Copy every line with the string "adds" in it.

## Data entries

╭──

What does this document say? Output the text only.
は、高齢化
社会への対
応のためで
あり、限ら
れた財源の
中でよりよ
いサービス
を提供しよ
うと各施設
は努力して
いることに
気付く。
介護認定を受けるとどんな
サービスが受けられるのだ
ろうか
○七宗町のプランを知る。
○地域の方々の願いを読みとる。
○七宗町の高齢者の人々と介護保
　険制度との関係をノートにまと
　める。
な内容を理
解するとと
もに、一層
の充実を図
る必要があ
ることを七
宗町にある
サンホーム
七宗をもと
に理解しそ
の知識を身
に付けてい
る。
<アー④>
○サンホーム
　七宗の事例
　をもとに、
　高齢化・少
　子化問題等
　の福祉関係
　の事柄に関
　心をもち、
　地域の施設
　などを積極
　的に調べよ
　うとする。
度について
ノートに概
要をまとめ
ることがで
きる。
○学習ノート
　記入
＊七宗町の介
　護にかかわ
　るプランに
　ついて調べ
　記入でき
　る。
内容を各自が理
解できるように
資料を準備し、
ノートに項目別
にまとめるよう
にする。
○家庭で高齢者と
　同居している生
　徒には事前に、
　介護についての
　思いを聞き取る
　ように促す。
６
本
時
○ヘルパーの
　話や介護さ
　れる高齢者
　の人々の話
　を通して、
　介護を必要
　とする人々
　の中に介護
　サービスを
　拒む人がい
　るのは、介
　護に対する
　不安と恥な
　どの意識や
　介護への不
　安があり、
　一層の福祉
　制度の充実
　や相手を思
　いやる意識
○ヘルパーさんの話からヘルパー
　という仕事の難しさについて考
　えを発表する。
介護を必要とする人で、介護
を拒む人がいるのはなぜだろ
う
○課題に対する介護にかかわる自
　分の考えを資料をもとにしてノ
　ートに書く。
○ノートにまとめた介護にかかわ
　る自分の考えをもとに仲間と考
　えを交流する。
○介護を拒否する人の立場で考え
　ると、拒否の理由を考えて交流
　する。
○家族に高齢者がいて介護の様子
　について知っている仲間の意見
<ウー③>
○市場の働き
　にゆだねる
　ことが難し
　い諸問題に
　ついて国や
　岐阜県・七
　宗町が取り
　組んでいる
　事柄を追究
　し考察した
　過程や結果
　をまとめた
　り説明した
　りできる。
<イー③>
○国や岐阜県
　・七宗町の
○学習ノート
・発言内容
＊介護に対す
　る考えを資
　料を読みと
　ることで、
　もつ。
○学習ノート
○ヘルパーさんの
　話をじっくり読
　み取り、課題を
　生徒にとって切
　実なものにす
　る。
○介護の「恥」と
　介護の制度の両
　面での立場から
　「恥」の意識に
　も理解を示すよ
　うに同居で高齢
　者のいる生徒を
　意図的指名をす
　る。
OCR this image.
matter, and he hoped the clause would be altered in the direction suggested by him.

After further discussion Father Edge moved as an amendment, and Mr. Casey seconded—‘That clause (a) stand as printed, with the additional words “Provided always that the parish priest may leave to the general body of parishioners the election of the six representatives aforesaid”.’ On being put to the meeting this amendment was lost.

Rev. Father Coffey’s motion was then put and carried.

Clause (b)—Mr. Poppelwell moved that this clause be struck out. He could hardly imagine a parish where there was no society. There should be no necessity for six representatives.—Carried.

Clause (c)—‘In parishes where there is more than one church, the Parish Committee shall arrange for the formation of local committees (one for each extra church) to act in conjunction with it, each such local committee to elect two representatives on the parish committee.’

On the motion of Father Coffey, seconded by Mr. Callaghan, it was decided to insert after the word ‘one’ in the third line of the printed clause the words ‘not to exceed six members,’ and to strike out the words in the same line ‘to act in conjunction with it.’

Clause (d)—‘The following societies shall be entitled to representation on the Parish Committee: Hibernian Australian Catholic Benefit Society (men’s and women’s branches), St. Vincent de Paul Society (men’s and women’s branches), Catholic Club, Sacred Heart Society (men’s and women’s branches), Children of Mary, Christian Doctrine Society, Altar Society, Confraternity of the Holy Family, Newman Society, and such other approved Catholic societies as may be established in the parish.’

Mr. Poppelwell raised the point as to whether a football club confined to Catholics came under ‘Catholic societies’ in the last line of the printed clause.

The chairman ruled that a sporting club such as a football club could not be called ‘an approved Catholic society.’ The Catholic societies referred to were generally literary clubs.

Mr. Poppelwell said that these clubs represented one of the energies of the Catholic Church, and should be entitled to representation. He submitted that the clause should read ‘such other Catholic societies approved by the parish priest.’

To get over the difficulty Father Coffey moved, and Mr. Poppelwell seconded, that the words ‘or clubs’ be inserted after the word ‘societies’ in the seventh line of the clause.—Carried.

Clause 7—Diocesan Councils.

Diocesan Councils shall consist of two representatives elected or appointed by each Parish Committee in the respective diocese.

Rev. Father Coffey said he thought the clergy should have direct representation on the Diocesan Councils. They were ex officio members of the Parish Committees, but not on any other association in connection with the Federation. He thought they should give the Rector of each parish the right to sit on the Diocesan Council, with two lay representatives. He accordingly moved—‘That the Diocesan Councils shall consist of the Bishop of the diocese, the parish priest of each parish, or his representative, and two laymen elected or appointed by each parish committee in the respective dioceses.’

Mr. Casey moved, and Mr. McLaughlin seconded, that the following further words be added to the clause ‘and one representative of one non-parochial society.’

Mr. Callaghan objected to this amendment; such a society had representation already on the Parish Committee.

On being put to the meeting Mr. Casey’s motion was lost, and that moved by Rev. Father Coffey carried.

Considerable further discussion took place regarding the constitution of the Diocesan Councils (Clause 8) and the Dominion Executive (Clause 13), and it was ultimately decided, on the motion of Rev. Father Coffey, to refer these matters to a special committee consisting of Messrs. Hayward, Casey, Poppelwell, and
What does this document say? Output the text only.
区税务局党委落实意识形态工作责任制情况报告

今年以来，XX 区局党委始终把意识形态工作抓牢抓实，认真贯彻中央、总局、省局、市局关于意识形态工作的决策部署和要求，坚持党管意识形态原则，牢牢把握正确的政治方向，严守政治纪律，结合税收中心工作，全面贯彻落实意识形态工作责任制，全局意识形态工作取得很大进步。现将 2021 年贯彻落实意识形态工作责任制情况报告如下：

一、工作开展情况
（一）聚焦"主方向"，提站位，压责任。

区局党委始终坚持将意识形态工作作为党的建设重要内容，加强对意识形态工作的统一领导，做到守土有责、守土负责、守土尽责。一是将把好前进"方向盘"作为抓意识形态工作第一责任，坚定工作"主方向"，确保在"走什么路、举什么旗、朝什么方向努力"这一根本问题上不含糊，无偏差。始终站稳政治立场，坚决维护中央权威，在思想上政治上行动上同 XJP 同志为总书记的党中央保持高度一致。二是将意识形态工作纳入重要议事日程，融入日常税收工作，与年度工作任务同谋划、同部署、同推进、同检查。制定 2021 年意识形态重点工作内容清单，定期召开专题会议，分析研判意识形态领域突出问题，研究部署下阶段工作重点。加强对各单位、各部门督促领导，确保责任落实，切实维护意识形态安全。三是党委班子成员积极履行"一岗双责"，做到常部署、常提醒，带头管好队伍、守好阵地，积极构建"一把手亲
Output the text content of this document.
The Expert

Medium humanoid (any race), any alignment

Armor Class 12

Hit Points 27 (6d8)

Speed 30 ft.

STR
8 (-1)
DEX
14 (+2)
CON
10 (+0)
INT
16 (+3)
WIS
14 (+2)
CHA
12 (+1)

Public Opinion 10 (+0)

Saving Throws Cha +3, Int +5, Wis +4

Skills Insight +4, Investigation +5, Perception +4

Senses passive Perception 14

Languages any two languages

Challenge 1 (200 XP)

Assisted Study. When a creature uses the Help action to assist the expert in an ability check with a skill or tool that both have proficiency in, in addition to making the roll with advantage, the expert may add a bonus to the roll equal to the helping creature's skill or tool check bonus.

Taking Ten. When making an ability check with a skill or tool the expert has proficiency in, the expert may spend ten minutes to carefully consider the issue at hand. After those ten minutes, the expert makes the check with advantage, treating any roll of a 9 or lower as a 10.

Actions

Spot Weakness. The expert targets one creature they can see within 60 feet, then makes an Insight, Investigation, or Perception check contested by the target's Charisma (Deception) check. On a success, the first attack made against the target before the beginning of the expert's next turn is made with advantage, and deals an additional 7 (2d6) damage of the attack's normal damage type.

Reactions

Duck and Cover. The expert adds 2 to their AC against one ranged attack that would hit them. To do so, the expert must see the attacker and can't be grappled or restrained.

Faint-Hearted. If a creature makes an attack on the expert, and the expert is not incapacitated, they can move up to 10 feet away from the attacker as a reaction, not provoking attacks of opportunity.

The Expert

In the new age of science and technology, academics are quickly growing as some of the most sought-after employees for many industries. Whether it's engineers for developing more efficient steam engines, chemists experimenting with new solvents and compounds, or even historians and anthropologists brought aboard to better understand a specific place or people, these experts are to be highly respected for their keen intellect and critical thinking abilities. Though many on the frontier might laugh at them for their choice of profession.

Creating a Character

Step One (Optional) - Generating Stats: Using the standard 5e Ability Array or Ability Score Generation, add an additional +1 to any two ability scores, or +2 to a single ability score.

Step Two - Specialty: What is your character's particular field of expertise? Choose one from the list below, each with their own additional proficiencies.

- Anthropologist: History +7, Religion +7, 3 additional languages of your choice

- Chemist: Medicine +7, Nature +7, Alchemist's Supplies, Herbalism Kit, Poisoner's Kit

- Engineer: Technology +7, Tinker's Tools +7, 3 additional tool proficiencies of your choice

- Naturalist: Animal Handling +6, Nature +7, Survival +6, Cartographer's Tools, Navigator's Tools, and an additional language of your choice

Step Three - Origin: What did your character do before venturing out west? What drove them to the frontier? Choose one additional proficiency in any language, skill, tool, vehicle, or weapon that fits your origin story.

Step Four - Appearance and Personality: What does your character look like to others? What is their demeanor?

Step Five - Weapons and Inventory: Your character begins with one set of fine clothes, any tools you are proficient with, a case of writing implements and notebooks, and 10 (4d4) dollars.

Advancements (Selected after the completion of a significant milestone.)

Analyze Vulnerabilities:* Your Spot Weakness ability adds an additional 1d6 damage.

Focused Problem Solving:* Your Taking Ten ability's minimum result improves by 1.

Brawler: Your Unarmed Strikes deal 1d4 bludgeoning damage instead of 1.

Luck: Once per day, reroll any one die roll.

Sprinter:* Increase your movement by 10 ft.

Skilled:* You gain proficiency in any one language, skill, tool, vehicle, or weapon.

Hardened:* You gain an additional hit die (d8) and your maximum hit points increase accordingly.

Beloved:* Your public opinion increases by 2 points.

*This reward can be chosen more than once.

╰──

## Solution to this exercise
Duck and Cover. The expert adds 2 to their AC against one ranged attack that would hit them. To do so, the expert must see the attacker and can't be grappled or restrained.
Analyze Vulnerabilities:* Your Spot Weakness ability adds an additional 1d6 damage.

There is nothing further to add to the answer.